▶ _Problem details_
Rewrite the entries below as a JSON list of strings, one string per line, leaving out any blank lines.
***
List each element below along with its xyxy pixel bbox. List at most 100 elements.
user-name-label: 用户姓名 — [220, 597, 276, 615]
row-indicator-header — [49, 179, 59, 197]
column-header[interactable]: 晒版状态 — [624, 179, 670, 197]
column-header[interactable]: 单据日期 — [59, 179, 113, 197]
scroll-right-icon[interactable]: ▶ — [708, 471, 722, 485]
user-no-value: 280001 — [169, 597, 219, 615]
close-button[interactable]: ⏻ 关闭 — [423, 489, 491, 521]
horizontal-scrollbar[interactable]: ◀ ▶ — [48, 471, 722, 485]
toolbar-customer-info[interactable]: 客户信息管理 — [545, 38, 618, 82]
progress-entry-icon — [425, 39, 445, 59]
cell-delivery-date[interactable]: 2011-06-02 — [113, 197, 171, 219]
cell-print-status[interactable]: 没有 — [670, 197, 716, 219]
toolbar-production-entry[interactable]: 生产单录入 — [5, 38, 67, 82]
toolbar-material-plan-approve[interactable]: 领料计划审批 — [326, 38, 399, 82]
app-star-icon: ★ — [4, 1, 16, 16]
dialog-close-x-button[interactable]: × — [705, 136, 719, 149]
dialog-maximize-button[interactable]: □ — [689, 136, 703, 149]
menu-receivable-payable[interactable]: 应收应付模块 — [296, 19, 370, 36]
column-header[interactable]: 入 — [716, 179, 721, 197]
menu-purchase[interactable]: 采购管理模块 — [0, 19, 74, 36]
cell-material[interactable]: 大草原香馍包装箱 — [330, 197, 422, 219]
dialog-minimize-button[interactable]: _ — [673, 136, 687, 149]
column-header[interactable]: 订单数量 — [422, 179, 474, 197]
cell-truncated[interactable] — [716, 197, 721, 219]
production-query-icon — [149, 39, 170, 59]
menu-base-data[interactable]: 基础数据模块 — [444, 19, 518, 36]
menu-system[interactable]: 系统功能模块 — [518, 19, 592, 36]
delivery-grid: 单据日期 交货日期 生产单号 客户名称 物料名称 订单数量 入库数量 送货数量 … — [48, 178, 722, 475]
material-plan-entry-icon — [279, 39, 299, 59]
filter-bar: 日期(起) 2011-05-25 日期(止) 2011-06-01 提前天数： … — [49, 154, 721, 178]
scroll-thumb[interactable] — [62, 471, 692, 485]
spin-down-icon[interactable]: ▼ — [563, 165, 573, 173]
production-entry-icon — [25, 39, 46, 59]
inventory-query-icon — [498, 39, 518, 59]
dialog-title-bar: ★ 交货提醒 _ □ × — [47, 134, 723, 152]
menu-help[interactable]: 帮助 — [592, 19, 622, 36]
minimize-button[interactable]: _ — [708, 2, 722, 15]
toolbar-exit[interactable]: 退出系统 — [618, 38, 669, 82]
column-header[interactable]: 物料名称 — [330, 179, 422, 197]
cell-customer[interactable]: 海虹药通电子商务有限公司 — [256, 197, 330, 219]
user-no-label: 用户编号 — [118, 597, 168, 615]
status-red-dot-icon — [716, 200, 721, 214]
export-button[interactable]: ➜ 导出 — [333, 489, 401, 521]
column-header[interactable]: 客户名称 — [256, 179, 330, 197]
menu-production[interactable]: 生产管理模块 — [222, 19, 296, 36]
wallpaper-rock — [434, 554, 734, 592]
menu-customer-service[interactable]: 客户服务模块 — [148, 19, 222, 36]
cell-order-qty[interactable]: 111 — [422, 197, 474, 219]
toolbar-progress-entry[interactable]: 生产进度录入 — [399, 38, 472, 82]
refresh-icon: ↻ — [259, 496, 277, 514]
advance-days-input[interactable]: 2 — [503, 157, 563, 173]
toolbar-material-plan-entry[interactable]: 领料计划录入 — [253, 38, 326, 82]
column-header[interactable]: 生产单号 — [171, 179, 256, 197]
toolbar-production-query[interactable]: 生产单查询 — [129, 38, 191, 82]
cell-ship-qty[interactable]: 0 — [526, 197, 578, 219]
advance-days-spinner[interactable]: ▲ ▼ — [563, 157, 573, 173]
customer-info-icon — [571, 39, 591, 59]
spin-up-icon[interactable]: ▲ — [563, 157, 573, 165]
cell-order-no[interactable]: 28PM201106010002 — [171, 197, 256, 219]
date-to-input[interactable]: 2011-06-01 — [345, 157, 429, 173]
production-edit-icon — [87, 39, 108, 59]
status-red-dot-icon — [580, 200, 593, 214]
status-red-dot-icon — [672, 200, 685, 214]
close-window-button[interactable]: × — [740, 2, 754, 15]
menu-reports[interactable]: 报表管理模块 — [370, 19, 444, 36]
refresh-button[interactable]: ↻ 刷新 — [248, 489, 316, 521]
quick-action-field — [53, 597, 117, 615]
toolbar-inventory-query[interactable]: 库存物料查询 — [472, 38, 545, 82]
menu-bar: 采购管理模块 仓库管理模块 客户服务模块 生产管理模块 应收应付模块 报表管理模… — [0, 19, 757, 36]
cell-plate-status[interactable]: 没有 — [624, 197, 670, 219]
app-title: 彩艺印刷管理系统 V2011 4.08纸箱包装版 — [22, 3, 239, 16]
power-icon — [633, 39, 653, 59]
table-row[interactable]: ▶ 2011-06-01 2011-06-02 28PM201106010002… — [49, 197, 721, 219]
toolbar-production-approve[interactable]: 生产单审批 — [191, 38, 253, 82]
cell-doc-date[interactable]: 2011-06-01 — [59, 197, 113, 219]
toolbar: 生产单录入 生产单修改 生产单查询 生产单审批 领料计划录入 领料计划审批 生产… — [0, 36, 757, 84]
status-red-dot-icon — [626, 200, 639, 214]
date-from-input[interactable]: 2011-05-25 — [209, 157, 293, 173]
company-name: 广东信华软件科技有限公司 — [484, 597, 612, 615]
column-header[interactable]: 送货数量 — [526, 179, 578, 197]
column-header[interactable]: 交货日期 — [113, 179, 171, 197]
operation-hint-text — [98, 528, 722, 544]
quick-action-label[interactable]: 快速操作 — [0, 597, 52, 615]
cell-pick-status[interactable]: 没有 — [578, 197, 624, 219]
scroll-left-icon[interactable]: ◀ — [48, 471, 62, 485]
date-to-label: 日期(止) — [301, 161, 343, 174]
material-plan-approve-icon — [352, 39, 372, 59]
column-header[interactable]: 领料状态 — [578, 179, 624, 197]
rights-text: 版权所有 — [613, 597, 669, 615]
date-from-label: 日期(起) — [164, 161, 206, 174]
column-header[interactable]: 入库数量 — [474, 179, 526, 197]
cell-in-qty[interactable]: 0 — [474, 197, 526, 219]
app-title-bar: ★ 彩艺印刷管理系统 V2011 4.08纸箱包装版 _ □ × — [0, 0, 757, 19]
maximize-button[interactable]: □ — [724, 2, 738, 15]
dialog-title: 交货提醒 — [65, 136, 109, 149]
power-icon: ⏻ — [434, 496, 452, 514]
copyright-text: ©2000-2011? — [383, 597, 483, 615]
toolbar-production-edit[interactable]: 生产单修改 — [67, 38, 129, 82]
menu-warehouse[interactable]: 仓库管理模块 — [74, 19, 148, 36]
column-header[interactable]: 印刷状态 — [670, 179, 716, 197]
***
▶ _Answer below_
[
  "List each element below along with its xyxy pixel bbox. List at most 100 elements.",
  "user-name-label: 用户姓名 — [220, 597, 276, 615]",
  "row-indicator-header — [49, 179, 59, 197]",
  "column-header[interactable]: 晒版状态 — [624, 179, 670, 197]",
  "column-header[interactable]: 单据日期 — [59, 179, 113, 197]",
  "scroll-right-icon[interactable]: ▶ — [708, 471, 722, 485]",
  "user-no-value: 280001 — [169, 597, 219, 615]",
  "close-button[interactable]: ⏻ 关闭 — [423, 489, 491, 521]",
  "horizontal-scrollbar[interactable]: ◀ ▶ — [48, 471, 722, 485]",
  "toolbar-customer-info[interactable]: 客户信息管理 — [545, 38, 618, 82]",
  "progress-entry-icon — [425, 39, 445, 59]",
  "cell-delivery-date[interactable]: 2011-06-02 — [113, 197, 171, 219]",
  "cell-print-status[interactable]: 没有 — [670, 197, 716, 219]",
  "toolbar-production-entry[interactable]: 生产单录入 — [5, 38, 67, 82]",
  "toolbar-material-plan-approve[interactable]: 领料计划审批 — [326, 38, 399, 82]",
  "app-star-icon: ★ — [4, 1, 16, 16]",
  "dialog-close-x-button[interactable]: × — [705, 136, 719, 149]",
  "dialog-maximize-button[interactable]: □ — [689, 136, 703, 149]",
  "menu-receivable-payable[interactable]: 应收应付模块 — [296, 19, 370, 36]",
  "column-header[interactable]: 入 — [716, 179, 721, 197]",
  "menu-purchase[interactable]: 采购管理模块 — [0, 19, 74, 36]",
  "cell-material[interactable]: 大草原香馍包装箱 — [330, 197, 422, 219]",
  "dialog-minimize-button[interactable]: _ — [673, 136, 687, 149]",
  "column-header[interactable]: 订单数量 — [422, 179, 474, 197]",
  "cell-truncated[interactable] — [716, 197, 721, 219]",
  "production-query-icon — [149, 39, 170, 59]",
  "menu-base-data[interactable]: 基础数据模块 — [444, 19, 518, 36]",
  "menu-system[interactable]: 系统功能模块 — [518, 19, 592, 36]",
  "delivery-grid: 单据日期 交货日期 生产单号 客户名称 物料名称 订单数量 入库数量 送货数量 … — [48, 178, 722, 475]",
  "material-plan-entry-icon — [279, 39, 299, 59]",
  "filter-bar: 日期(起) 2011-05-25 日期(止) 2011-06-01 提前天数： … — [49, 154, 721, 178]",
  "scroll-thumb[interactable] — [62, 471, 692, 485]",
  "spin-down-icon[interactable]: ▼ — [563, 165, 573, 173]",
  "production-entry-icon — [25, 39, 46, 59]",
  "inventory-query-icon — [498, 39, 518, 59]",
  "dialog-title-bar: ★ 交货提醒 _ □ × — [47, 134, 723, 152]",
  "menu-help[interactable]: 帮助 — [592, 19, 622, 36]",
  "minimize-button[interactable]: _ — [708, 2, 722, 15]",
  "toolbar-exit[interactable]: 退出系统 — [618, 38, 669, 82]",
  "column-header[interactable]: 物料名称 — [330, 179, 422, 197]",
  "cell-customer[interactable]: 海虹药通电子商务有限公司 — [256, 197, 330, 219]",
  "user-no-label: 用户编号 — [118, 597, 168, 615]",
  "status-red-dot-icon — [716, 200, 721, 214]",
  "export-button[interactable]: ➜ 导出 — [333, 489, 401, 521]",
  "column-header[interactable]: 客户名称 — [256, 179, 330, 197]",
  "menu-production[interactable]: 生产管理模块 — [222, 19, 296, 36]",
  "wallpaper-rock — [434, 554, 734, 592]",
  "menu-customer-service[interactable]: 客户服务模块 — [148, 19, 222, 36]",
  "cell-order-qty[interactable]: 111 — [422, 197, 474, 219]",
  "toolbar-progress-entry[interactable]: 生产进度录入 — [399, 38, 472, 82]",
  "refresh-icon: ↻ — [259, 496, 277, 514]",
  "advance-days-input[interactable]: 2 — [503, 157, 563, 173]",
  "toolbar-material-plan-entry[interactable]: 领料计划录入 — [253, 38, 326, 82]",
  "column-header[interactable]: 生产单号 — [171, 179, 256, 197]",
  "toolbar-production-query[interactable]: 生产单查询 — [129, 38, 191, 82]",
  "cell-ship-qty[interactable]: 0 — [526, 197, 578, 219]",
  "advance-days-spinner[interactable]: ▲ ▼ — [563, 157, 573, 173]",
  "customer-info-icon — [571, 39, 591, 59]",
  "spin-up-icon[interactable]: ▲ — [563, 157, 573, 165]",
  "cell-order-no[interactable]: 28PM201106010002 — [171, 197, 256, 219]",
  "date-to-input[interactable]: 2011-06-01 — [345, 157, 429, 173]",
  "production-edit-icon — [87, 39, 108, 59]",
  "status-red-dot-icon — [580, 200, 593, 214]",
  "status-red-dot-icon — [672, 200, 685, 214]",
  "close-window-button[interactable]: × — [740, 2, 754, 15]",
  "menu-reports[interactable]: 报表管理模块 — [370, 19, 444, 36]",
  "refresh-button[interactable]: ↻ 刷新 — [248, 489, 316, 521]",
  "quick-action-field — [53, 597, 117, 615]",
  "toolbar-inventory-query[interactable]: 库存物料查询 — [472, 38, 545, 82]",
  "menu-bar: 采购管理模块 仓库管理模块 客户服务模块 生产管理模块 应收应付模块 报表管理模… — [0, 19, 757, 36]",
  "cell-plate-status[interactable]: 没有 — [624, 197, 670, 219]",
  "app-title: 彩艺印刷管理系统 V2011 4.08纸箱包装版 — [22, 3, 239, 16]",
  "power-icon — [633, 39, 653, 59]",
  "table-row[interactable]: ▶ 2011-06-01 2011-06-02 28PM201106010002… — [49, 197, 721, 219]",
  "toolbar-production-approve[interactable]: 生产单审批 — [191, 38, 253, 82]",
  "cell-doc-date[interactable]: 2011-06-01 — [59, 197, 113, 219]",
  "toolbar: 生产单录入 生产单修改 生产单查询 生产单审批 领料计划录入 领料计划审批 生产… — [0, 36, 757, 84]",
  "status-red-dot-icon — [626, 200, 639, 214]",
  "date-from-input[interactable]: 2011-05-25 — [209, 157, 293, 173]",
  "company-name: 广东信华软件科技有限公司 — [484, 597, 612, 615]",
  "column-header[interactable]: 送货数量 — [526, 179, 578, 197]",
  "column-header[interactable]: 交货日期 — [113, 179, 171, 197]",
  "operation-hint-text — [98, 528, 722, 544]",
  "quick-action-label[interactable]: 快速操作 — [0, 597, 52, 615]",
  "cell-pick-status[interactable]: 没有 — [578, 197, 624, 219]",
  "scroll-left-icon[interactable]: ◀ — [48, 471, 62, 485]",
  "date-to-label: 日期(止) — [301, 161, 343, 174]",
  "material-plan-approve-icon — [352, 39, 372, 59]",
  "column-header[interactable]: 领料状态 — [578, 179, 624, 197]",
  "rights-text: 版权所有 — [613, 597, 669, 615]",
  "date-from-label: 日期(起) — [164, 161, 206, 174]",
  "column-header[interactable]: 入库数量 — [474, 179, 526, 197]",
  "cell-in-qty[interactable]: 0 — [474, 197, 526, 219]",
  "app-title-bar: ★ 彩艺印刷管理系统 V2011 4.08纸箱包装版 _ □ × — [0, 0, 757, 19]",
  "maximize-button[interactable]: □ — [724, 2, 738, 15]",
  "dialog-title: 交货提醒 — [65, 136, 109, 149]",
  "power-icon: ⏻ — [434, 496, 452, 514]",
  "copyright-text: ©2000-2011? — [383, 597, 483, 615]",
  "toolbar-production-edit[interactable]: 生产单修改 — [67, 38, 129, 82]",
  "menu-warehouse[interactable]: 仓库管理模块 — [74, 19, 148, 36]",
  "column-header[interactable]: 印刷状态 — [670, 179, 716, 197]"
]